> **Exercise task**: Find the lines in these entries that include the word "закупки" and state how many there are, with no other words.

> **Material**:
════════

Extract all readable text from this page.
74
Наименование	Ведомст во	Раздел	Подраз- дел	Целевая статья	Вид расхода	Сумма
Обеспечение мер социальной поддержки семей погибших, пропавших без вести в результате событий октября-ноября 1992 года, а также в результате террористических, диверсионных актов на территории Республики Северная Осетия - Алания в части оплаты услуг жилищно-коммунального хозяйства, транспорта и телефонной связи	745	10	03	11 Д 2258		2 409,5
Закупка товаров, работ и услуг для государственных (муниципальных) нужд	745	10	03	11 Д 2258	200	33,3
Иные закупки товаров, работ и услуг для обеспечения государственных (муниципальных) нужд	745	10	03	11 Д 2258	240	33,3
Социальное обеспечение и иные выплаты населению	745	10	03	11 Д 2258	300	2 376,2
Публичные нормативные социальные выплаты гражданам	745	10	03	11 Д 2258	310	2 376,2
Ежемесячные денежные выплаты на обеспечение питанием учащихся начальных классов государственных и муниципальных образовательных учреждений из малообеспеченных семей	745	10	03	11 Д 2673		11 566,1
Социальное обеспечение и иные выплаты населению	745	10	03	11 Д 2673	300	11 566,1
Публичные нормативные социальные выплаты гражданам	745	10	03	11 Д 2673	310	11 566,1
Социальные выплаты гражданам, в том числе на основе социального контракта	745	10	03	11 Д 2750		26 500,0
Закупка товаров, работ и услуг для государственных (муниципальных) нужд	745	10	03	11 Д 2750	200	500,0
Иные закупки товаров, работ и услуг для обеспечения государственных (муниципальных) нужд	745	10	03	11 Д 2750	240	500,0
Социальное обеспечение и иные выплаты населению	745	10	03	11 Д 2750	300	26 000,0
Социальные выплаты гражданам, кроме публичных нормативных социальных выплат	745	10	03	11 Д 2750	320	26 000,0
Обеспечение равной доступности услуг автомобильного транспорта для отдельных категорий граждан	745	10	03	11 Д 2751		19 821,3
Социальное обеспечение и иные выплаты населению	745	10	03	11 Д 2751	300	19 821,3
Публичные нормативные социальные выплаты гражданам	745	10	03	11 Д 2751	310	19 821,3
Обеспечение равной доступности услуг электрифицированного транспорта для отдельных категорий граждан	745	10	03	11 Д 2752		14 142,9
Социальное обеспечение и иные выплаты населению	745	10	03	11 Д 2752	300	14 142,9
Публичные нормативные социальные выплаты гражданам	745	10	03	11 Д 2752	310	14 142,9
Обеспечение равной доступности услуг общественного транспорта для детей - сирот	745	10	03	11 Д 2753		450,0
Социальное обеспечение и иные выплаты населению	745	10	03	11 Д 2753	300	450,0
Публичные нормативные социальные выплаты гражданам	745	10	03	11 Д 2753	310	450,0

════════

> **Written reply**: 2